◆ STATED TASK
In the entries below, count every line with the string "name". State the count and nothing else.
═════ EXTRACTED ENTRIES
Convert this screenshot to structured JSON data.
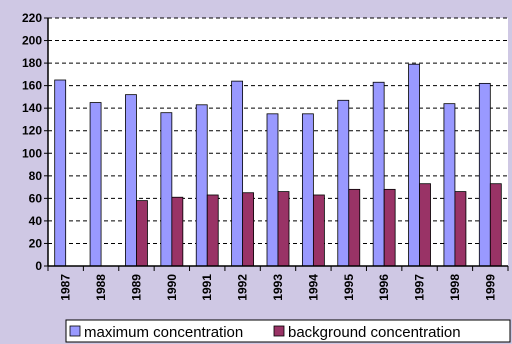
{
  "chart_data": {
    "type": "bar",
    "categories": [
      "1987",
      "1988",
      "1989",
      "1990",
      "1991",
      "1992",
      "1993",
      "1994",
      "1995",
      "1996",
      "1997",
      "1998",
      "1999"
    ],
    "series": [
      {
        "name": "maximum concentration",
        "color": "#9999ff",
        "values": [
          165,
          145,
          152,
          136,
          143,
          164,
          135,
          135,
          147,
          163,
          179,
          144,
          162
        ]
      },
      {
        "name": "background concentration",
        "color": "#993366",
        "values": [
          null,
          null,
          58,
          61,
          63,
          65,
          66,
          63,
          68,
          68,
          73,
          66,
          73
        ]
      }
    ],
    "ylim": [
      0,
      220
    ],
    "yticks": [
      0,
      20,
      40,
      60,
      80,
      100,
      120,
      140,
      160,
      180,
      200,
      220
    ],
    "grid": true,
    "legend": "bottom"
  }
}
══════════
◆ RESULT FOR THIS TASK
2